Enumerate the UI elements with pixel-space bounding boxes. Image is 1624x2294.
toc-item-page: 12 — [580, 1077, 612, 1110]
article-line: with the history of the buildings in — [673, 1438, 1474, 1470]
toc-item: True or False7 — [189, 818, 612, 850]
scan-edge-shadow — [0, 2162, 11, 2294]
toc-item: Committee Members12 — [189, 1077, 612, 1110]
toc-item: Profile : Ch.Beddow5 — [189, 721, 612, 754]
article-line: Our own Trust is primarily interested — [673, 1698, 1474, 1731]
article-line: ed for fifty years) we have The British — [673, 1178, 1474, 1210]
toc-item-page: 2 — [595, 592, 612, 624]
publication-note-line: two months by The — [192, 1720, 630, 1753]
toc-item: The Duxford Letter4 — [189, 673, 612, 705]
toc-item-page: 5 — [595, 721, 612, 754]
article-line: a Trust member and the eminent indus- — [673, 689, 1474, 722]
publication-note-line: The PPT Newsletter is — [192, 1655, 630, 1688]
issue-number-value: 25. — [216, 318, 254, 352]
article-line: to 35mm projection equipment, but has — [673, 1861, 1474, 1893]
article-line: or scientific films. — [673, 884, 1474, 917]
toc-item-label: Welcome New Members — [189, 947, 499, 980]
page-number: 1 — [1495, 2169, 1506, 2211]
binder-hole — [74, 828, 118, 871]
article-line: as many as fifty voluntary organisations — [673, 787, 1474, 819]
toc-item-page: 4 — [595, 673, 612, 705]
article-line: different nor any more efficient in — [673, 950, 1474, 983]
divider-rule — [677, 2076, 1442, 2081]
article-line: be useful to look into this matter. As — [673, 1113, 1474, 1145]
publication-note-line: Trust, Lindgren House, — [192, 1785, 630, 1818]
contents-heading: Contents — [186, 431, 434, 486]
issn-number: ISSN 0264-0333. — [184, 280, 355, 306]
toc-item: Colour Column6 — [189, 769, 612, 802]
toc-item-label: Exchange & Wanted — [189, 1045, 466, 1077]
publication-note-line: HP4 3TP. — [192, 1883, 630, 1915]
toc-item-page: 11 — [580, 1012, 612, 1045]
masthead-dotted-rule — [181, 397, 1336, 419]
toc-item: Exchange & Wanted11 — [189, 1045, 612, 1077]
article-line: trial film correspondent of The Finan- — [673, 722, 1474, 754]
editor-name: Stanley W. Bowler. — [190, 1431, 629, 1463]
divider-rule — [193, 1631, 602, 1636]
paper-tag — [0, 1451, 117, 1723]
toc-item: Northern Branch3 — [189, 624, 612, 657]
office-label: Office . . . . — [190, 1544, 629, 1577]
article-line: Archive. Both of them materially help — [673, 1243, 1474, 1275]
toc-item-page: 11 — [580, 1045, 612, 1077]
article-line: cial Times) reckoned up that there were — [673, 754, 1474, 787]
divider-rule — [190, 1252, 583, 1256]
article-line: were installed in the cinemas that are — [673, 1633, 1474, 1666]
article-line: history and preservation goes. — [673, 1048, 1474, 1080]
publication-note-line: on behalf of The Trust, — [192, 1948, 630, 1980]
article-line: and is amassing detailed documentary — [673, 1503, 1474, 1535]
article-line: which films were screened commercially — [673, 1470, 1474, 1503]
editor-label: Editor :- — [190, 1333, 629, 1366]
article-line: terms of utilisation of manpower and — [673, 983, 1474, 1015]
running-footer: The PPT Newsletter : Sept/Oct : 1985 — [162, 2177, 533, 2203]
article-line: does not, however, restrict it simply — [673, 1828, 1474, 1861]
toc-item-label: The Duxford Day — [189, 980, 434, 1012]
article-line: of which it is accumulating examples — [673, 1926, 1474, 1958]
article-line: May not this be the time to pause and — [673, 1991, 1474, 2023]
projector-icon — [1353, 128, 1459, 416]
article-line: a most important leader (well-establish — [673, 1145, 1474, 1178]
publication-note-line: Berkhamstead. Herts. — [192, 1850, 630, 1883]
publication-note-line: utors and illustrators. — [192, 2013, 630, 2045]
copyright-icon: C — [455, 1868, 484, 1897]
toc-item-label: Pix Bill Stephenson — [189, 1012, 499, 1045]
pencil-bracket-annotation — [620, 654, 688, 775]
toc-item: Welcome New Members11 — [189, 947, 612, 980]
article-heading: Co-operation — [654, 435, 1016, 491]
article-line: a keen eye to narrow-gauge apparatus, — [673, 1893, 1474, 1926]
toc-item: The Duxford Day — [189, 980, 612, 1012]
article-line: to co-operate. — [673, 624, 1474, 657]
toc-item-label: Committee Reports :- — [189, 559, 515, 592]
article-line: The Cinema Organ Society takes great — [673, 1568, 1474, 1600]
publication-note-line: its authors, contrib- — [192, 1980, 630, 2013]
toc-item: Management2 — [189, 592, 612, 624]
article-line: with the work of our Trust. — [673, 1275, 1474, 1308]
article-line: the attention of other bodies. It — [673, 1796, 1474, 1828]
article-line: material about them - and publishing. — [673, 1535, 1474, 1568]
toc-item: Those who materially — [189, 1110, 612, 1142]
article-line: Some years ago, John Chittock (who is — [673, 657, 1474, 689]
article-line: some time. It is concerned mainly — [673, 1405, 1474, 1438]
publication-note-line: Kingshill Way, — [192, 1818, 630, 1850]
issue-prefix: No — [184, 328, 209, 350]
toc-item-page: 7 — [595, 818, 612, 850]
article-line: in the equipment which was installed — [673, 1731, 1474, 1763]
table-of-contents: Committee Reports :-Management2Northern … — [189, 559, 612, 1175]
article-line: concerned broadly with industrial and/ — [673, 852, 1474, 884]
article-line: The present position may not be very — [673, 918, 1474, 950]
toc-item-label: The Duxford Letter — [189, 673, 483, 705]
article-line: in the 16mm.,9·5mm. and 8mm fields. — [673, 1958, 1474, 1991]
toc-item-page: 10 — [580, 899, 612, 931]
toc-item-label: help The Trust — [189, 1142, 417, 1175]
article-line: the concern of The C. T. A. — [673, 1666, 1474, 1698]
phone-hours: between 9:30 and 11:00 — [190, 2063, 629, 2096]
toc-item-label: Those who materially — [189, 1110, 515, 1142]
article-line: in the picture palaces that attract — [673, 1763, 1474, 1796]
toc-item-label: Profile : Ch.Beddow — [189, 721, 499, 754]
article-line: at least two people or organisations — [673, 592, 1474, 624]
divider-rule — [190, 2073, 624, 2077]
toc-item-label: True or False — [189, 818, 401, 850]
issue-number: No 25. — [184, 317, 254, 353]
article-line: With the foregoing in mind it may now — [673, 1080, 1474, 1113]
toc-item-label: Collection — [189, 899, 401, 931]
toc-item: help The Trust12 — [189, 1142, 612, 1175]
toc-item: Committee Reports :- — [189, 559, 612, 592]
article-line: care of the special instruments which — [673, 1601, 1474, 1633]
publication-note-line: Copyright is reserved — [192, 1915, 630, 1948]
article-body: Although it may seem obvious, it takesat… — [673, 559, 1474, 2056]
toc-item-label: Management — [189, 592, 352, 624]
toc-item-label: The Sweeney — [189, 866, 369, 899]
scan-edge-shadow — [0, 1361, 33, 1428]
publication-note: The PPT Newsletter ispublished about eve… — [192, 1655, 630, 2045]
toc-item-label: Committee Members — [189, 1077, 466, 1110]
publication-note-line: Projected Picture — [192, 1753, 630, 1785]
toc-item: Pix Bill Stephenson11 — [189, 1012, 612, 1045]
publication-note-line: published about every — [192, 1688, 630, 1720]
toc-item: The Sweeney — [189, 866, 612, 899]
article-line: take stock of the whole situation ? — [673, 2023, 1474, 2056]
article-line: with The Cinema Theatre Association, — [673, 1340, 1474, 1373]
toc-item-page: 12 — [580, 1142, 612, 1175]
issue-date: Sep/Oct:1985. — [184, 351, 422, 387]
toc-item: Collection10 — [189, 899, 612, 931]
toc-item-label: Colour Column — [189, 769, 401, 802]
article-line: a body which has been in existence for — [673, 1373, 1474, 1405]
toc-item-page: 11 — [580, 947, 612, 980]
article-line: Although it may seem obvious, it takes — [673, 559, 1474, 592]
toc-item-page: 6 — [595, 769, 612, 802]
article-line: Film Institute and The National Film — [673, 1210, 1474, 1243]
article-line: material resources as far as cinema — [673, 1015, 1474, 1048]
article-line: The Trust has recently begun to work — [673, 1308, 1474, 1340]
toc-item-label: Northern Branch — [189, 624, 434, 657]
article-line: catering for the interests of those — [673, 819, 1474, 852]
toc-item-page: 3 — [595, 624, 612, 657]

# WHAT YOU SHOULD DO
Copy the rows above word for word, starting at the first row and ending at the row that contains "toc-item: Committee Members12", both included.

# COMPLETED EXERCISE
Enumerate the UI elements with pixel-space bounding boxes. Image is 1624x2294.
toc-item-page: 12 — [580, 1077, 612, 1110]
article-line: with the history of the buildings in — [673, 1438, 1474, 1470]
toc-item: True or False7 — [189, 818, 612, 850]
scan-edge-shadow — [0, 2162, 11, 2294]
toc-item: Committee Members12 — [189, 1077, 612, 1110]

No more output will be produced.